- PROBLEMS AND TASKS:
A – In the Gymnasium LunarLander walkthrough, what does the `truncated` value returned by `env.step(action)` indicate?
B – Carry the Gymnasium LunarLander walkthrough forward from the point where it stops, picking up right after its final line.

- TEXT EXCERPT:
1️⃣ We create our environment using `gymnasium.make()`

2️⃣ We reset the environment to its initial state with `observation = env.reset()`

At each step:

3️⃣ Get an action using our model (in our example we take a random action)

4️⃣ Using `env.step(action)`, we perform this action in the environment and get
- `observation`: The new state (st+1)
- `reward`: The reward we get after executing the action
- `terminated`: Indicates if the episode terminated (agent reach the terminal state)
- `truncated`: Introduced with this new version, it indicates a timelimit or if an agent go out of bounds of the environment for instance.
- `info`: A dictionary that provides additional information (depends on the environment).

For more explanations check this 👉 https://gymnasium.farama.org/api/env/#gymnasium.Env.step

If the episode is terminated:
- We reset the environment to its initial state with `observation = env.reset()`

**Let's look at an example!** Make sure to read the code


In [12]:
import gymnasium as gym

# first, we create our environment called LunarLander-v2
env = gym.make("LunarLander-v2")
# Then we reset this environement,  initial state
observation, info = env.reset()
print(observation)
for _ in range(20):
    # Take a random action
    action = env.action_space.sample()
    print("Action taken:", action)
    # Do this action in the enivornment and get
    # next_state, reward, terminated, truncated, info
    observation, reward, terminated, truncated, info = env.step(action)
    # If the game is terminated (in our case we land, crashed) or truncated (timeout)
    if terminated or truncated:
        # Reset the environment
        print("Environment is reset")
        observation, info = env.reset()

env.close()
    

[ 0.00473328  1.4141573   0.47941065  0.14387114 -0.00547786 -0.10859375
  0.          0.        ]
Action taken: 1
Action taken: 2
Action taken: 0
Action taken: 1
Action taken: 0
Action taken: 1
Action taken: 0
Action taken: 0
Action taken: 1
Action taken: 2
Action taken: 1
Action taken: 2
Action taken: 3
Action taken: 3
Action taken: 0
Action taken: 0
Action taken: 1
Action taken: 1
Action taken: 2
Action taken: 3


Let's see what the [Environment](https://gymnasium.farama.org/environments/box2d/lunar_lander/) looks like:

In [8]:
env = gym.make("LunarLander-v2")
env.reset()
print("__Observation Space__")
print(env.observation_space.shape)
print("Sample observation:", env.observation_space.sample()) # Get a random observation

__Observation Space__
(8,)
Sample observation: [49.690548   34.674305    2.274109    3.27103     1.1788406  -2.7548833
  0.05388867  0.35002184]


We see with `Observation Space Shape (8,)` that the observation is a vector of size 8, where each value contains different information about the lander:
- Horizontal pad coordinate (x)
- Vertical pad coordinate (y)
- Horizontal speed (x)

- Element and coordinate records:

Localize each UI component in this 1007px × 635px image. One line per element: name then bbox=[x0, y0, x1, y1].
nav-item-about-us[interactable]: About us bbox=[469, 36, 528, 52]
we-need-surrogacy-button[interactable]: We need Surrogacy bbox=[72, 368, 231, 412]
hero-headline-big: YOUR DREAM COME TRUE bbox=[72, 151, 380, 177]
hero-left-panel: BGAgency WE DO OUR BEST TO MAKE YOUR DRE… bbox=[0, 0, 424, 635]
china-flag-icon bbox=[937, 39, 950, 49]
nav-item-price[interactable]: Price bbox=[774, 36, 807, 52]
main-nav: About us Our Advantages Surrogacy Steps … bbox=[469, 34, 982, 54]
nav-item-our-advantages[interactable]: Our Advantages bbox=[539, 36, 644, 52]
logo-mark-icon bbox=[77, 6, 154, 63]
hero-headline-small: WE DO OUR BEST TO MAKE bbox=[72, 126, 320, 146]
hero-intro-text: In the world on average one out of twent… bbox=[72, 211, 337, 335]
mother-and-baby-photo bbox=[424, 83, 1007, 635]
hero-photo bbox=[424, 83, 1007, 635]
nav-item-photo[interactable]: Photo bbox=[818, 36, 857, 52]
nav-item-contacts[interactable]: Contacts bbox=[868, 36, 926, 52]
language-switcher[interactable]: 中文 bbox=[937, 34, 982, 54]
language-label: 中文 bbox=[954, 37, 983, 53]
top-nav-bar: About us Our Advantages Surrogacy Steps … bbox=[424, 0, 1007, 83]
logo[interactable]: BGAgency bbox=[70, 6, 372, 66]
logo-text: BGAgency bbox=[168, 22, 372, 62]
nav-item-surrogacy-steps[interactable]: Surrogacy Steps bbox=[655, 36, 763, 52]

- RESULTS BY TASK:
A – It indicates a time limit or that an agent has gone out of bounds of the environment.

B –
- Vertical speed (y)
- Angle
- Angular speed
- If the left leg contact point has touched the land (boolean)
- If the right leg contact point has touched the land (boolean)


In [9]:
print("__Action Space__")
print("Action Space Shape",env.action_space.n)
print("Action Space Sample:", env.action_space.sample()) # Get a random action

__Action Space__
Action Space Shape 4
Action Space Sample: 2


The action space (the set of possible actions the agent can take) is discrete with 4 actions available 🎮:

- Action 0: Do nothing,
- Action 1: Fire left orientation engine,
- Action 2: Fire the main engine,
- Action 3: Fire right orientation engine.

Reward function (the function that will give a reward at each timestep) 💰:

After every step a reward is granted. The total reward of an episode is the **sum of the rewards for all the steps within that episode**.

For each step, the reward:

- Is increased/decreased the closer/further the lander is to the landing pad.
-  Is increased/decreased the slower/faster the lander is moving.
- Is decreased the more the lander is tilted (angle not horizontal).
- Is increased by 10 points for each leg that is in contact with the ground.
- Is decreased by 0.03 points each frame a side engine is firing.
- Is decreased by 0.3 points each frame the main engine is firing.

The episode receive an **additional reward of -100 or +100 points for crashing or landing safely respectively.**

An episode is **considered a solution if it scores at least 200 points.**

### Vectorized Environment

- We create a vectorized environment (a method for stacking multiple independent environments into a single environment) of 16 environments, this way, **we'll have more diverse experiences during the training.**

In [13]:
# Create the environment
env = make_vec_env('LunarLander-v2', n_envs=16)

## Create the Model 🤖
- We have studied our environment and we understood the problem: **being able to land the Lunar Lander to the Landing Pad correctly by controlling left, right and main orientation engine**. Now let's build the algorithm we're going to use to solve this Problem 🚀.

- To do so, we're going to use our first Deep RL library, [Stable Baselines3 (SB3)](https://stable-baselines3.readthedocs.io/en/master/).

- SB3 is a set of **reliable implementations of reinforcement learning algorithms in PyTorch**.

---

💡 A good habit when using a new library is to dive first on the documentation: https://stable-baselines3.readthedocs.io/en/master/ and then try some tutorials.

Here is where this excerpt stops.